> _GIVEN DATA_
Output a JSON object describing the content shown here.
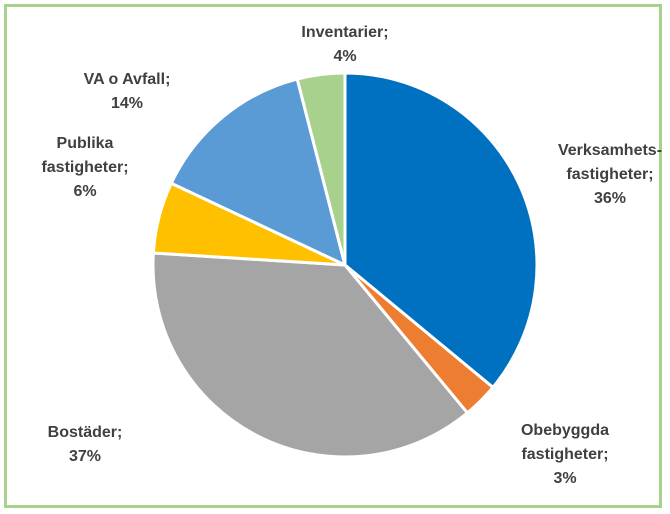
{
  "chart_data": {
    "type": "pie",
    "categories": [
      "Verksamhets-fastigheter",
      "Obebyggda fastigheter",
      "Bostäder",
      "Publika fastigheter",
      "VA o Avfall",
      "Inventarier"
    ],
    "values": [
      36,
      3,
      37,
      6,
      14,
      4
    ],
    "value_labels": [
      "36%",
      "3%",
      "37%",
      "6%",
      "14%",
      "4%"
    ],
    "separator": ";",
    "colors": [
      "#0070c0",
      "#ed7d31",
      "#a5a5a5",
      "#ffc000",
      "#5b9bd5",
      "#a9d18e"
    ]
  }
}
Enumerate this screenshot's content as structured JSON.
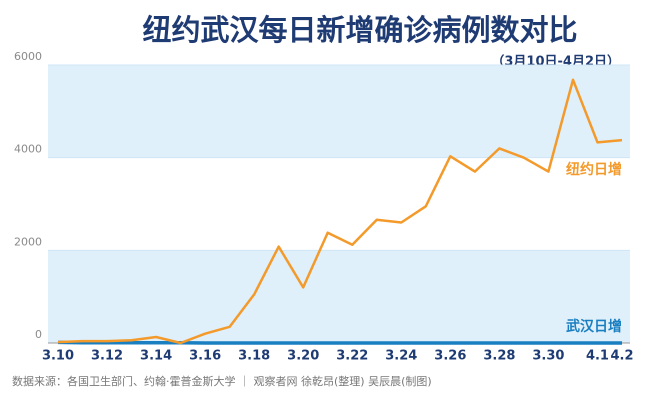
{
  "chart_data": {
    "type": "line",
    "title": "纽约武汉每日新增确诊病例数对比",
    "subtitle": "（3月10日-4月2日）",
    "source": "数据来源：各国卫生部门、约翰·霍普金斯大学 ｜ 观察者网 徐乾昂(整理) 吴辰晨(制图)",
    "categories": [
      "3.10",
      null,
      "3.12",
      null,
      "3.14",
      null,
      "3.16",
      null,
      "3.18",
      null,
      "3.20",
      null,
      "3.22",
      null,
      "3.24",
      null,
      "3.26",
      null,
      "3.28",
      null,
      "3.30",
      null,
      "4.1",
      "4.2"
    ],
    "series": [
      {
        "name": "纽约日增",
        "color": "#f39a2b",
        "values": [
          20,
          40,
          40,
          60,
          130,
          0,
          200,
          350,
          1050,
          2080,
          1200,
          2380,
          2120,
          2660,
          2600,
          2950,
          4030,
          3700,
          4200,
          4000,
          3700,
          5680,
          4330,
          4380
        ]
      },
      {
        "name": "武汉日增",
        "color": "#1a7fc1",
        "values": [
          13,
          6,
          5,
          4,
          4,
          4,
          1,
          1,
          0,
          0,
          0,
          0,
          0,
          0,
          0,
          0,
          0,
          0,
          0,
          0,
          0,
          0,
          0,
          0
        ]
      }
    ],
    "ylim": [
      0,
      6000
    ],
    "yticks": [
      0,
      2000,
      4000,
      6000
    ]
  }
}
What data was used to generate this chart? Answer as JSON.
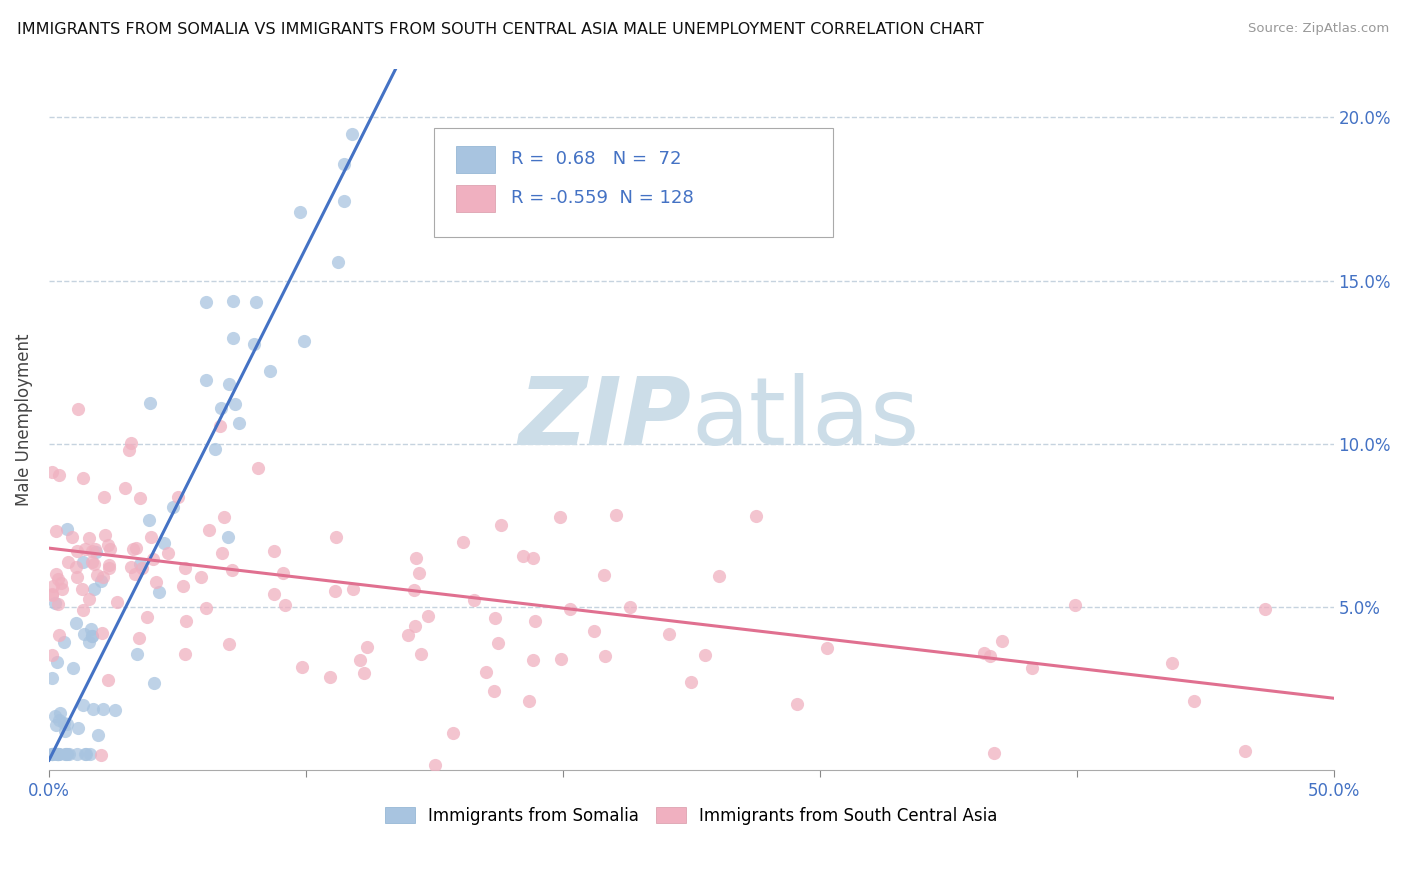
{
  "title": "IMMIGRANTS FROM SOMALIA VS IMMIGRANTS FROM SOUTH CENTRAL ASIA MALE UNEMPLOYMENT CORRELATION CHART",
  "source": "Source: ZipAtlas.com",
  "ylabel": "Male Unemployment",
  "xlim": [
    0,
    0.5
  ],
  "ylim": [
    0,
    0.215
  ],
  "somalia_R": 0.68,
  "somalia_N": 72,
  "sca_R": -0.559,
  "sca_N": 128,
  "somalia_line_color": "#4472c4",
  "sca_line_color": "#e07090",
  "watermark_zip": "ZIP",
  "watermark_atlas": "atlas",
  "watermark_color": "#ccdde8",
  "legend_R_color": "#4472c4",
  "somalia_dot_color": "#a8c4e0",
  "sca_dot_color": "#f0b0c0",
  "ytick_positions": [
    0.05,
    0.1,
    0.15,
    0.2
  ],
  "ytick_labels": [
    "5.0%",
    "10.0%",
    "15.0%",
    "20.0%"
  ],
  "blue_line_x0": 0.0,
  "blue_line_y0": 0.003,
  "blue_line_x1": 0.135,
  "blue_line_y1": 0.215,
  "pink_line_x0": 0.0,
  "pink_line_y0": 0.068,
  "pink_line_x1": 0.5,
  "pink_line_y1": 0.022
}
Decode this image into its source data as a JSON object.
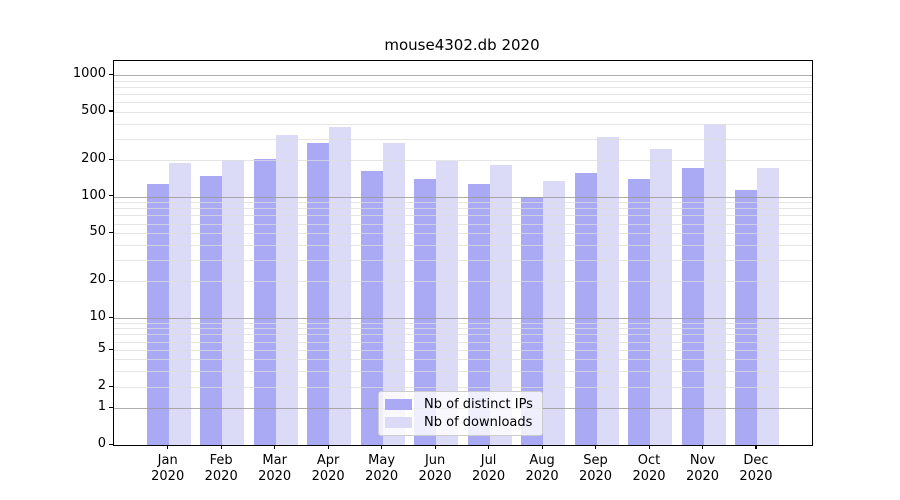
{
  "chart_data": {
    "type": "bar",
    "title": "mouse4302.db 2020",
    "categories": [
      "Jan 2020",
      "Feb 2020",
      "Mar 2020",
      "Apr 2020",
      "May 2020",
      "Jun 2020",
      "Jul 2020",
      "Aug 2020",
      "Sep 2020",
      "Oct 2020",
      "Nov 2020",
      "Dec 2020"
    ],
    "series": [
      {
        "name": "Nb of distinct IPs",
        "color": "#a9a9f4",
        "values": [
          127,
          148,
          204,
          278,
          163,
          139,
          128,
          99,
          158,
          141,
          172,
          114
        ]
      },
      {
        "name": "Nb of downloads",
        "color": "#dbdbf8",
        "values": [
          188,
          200,
          320,
          376,
          276,
          197,
          182,
          135,
          311,
          246,
          395,
          171
        ]
      }
    ],
    "xlabel": "",
    "ylabel": "",
    "yscale": "symlog",
    "yticks": [
      0,
      1,
      2,
      5,
      10,
      20,
      50,
      100,
      200,
      500,
      1000
    ],
    "ylim": [
      0,
      1330
    ],
    "grid": "both",
    "grid_over_bars": true,
    "legend_position": "lower center"
  },
  "colors": {
    "major_grid": "#999999",
    "minor_grid": "#dcdcdc",
    "spine": "#000000",
    "legend_border": "#cccccc"
  }
}
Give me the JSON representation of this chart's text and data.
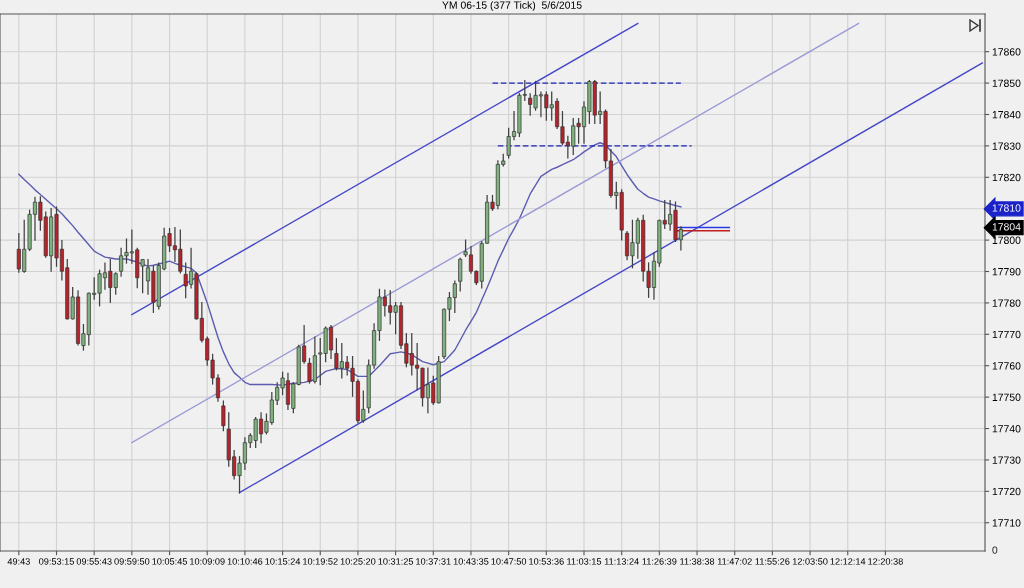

> _SET EXERCISE_
Transcribe the material as is, with images omitted.

> _TASK OUTPUT_
Output a JSON object describing the content shown here.
{
  "chart_data": {
    "type": "pie",
    "categories": [
      "Verksamhets-fastigheter",
      "Obebyggda fastigheter",
      "Bostäder",
      "Publika fastigheter",
      "VA o Avfall",
      "Inventarier"
    ],
    "values": [
      36,
      3,
      37,
      6,
      14,
      4
    ],
    "value_labels": [
      "36%",
      "3%",
      "37%",
      "6%",
      "14%",
      "4%"
    ],
    "separator": ";",
    "colors": [
      "#0070c0",
      "#ed7d31",
      "#a5a5a5",
      "#ffc000",
      "#5b9bd5",
      "#a9d18e"
    ]
  }
}
Enumerate this screenshot's content as structured JSON.
{
  "chart_data": {
    "type": "line",
    "title": "纽约武汉每日新增确诊病例数对比",
    "subtitle": "（3月10日-4月2日）",
    "source": "数据来源：各国卫生部门、约翰·霍普金斯大学 ｜ 观察者网 徐乾昂(整理) 吴辰晨(制图)",
    "categories": [
      "3.10",
      null,
      "3.12",
      null,
      "3.14",
      null,
      "3.16",
      null,
      "3.18",
      null,
      "3.20",
      null,
      "3.22",
      null,
      "3.24",
      null,
      "3.26",
      null,
      "3.28",
      null,
      "3.30",
      null,
      "4.1",
      "4.2"
    ],
    "series": [
      {
        "name": "纽约日增",
        "color": "#f39a2b",
        "values": [
          20,
          40,
          40,
          60,
          130,
          0,
          200,
          350,
          1050,
          2080,
          1200,
          2380,
          2120,
          2660,
          2600,
          2950,
          4030,
          3700,
          4200,
          4000,
          3700,
          5680,
          4330,
          4380
        ]
      },
      {
        "name": "武汉日增",
        "color": "#1a7fc1",
        "values": [
          13,
          6,
          5,
          4,
          4,
          4,
          1,
          1,
          0,
          0,
          0,
          0,
          0,
          0,
          0,
          0,
          0,
          0,
          0,
          0,
          0,
          0,
          0,
          0
        ]
      }
    ],
    "ylim": [
      0,
      6000
    ],
    "yticks": [
      0,
      2000,
      4000,
      6000
    ]
  }
}
What data was used to generate this chart? Answer as JSON.
{
  "title": "IMMIGRANTS FROM SOMALIA VS IMMIGRANTS FROM SOUTH CENTRAL ASIA MALE UNEMPLOYMENT CORRELATION CHART",
  "source": "Source: ZipAtlas.com",
  "ylabel": "Male Unemployment",
  "xlim": [
    0,
    0.5
  ],
  "ylim": [
    0,
    0.215
  ],
  "somalia_R": 0.68,
  "somalia_N": 72,
  "sca_R": -0.559,
  "sca_N": 128,
  "somalia_line_color": "#4472c4",
  "sca_line_color": "#e07090",
  "watermark_zip": "ZIP",
  "watermark_atlas": "atlas",
  "watermark_color": "#ccdde8",
  "legend_R_color": "#4472c4",
  "somalia_dot_color": "#a8c4e0",
  "sca_dot_color": "#f0b0c0",
  "ytick_positions": [
    0.05,
    0.1,
    0.15,
    0.2
  ],
  "ytick_labels": [
    "5.0%",
    "10.0%",
    "15.0%",
    "20.0%"
  ],
  "blue_line_x0": 0.0,
  "blue_line_y0": 0.003,
  "blue_line_x1": 0.135,
  "blue_line_y1": 0.215,
  "pink_line_x0": 0.0,
  "pink_line_y0": 0.068,
  "pink_line_x1": 0.5,
  "pink_line_y1": 0.022
}
Decode this image into its source data as a JSON object.
{
  "chart_data": {
    "type": "bar",
    "title": "mouse4302.db 2020",
    "categories": [
      "Jan 2020",
      "Feb 2020",
      "Mar 2020",
      "Apr 2020",
      "May 2020",
      "Jun 2020",
      "Jul 2020",
      "Aug 2020",
      "Sep 2020",
      "Oct 2020",
      "Nov 2020",
      "Dec 2020"
    ],
    "series": [
      {
        "name": "Nb of distinct IPs",
        "color": "#a9a9f4",
        "values": [
          127,
          148,
          204,
          278,
          163,
          139,
          128,
          99,
          158,
          141,
          172,
          114
        ]
      },
      {
        "name": "Nb of downloads",
        "color": "#dbdbf8",
        "values": [
          188,
          200,
          320,
          376,
          276,
          197,
          182,
          135,
          311,
          246,
          395,
          171
        ]
      }
    ],
    "xlabel": "",
    "ylabel": "",
    "yscale": "symlog",
    "yticks": [
      0,
      1,
      2,
      5,
      10,
      20,
      50,
      100,
      200,
      500,
      1000
    ],
    "ylim": [
      0,
      1330
    ],
    "grid": "both",
    "grid_over_bars": true,
    "legend_position": "lower center"
  },
  "colors": {
    "major_grid": "#999999",
    "minor_grid": "#dcdcdc",
    "spine": "#000000",
    "legend_border": "#cccccc"
  }
}
Give me the JSON representation of this chart's text and data.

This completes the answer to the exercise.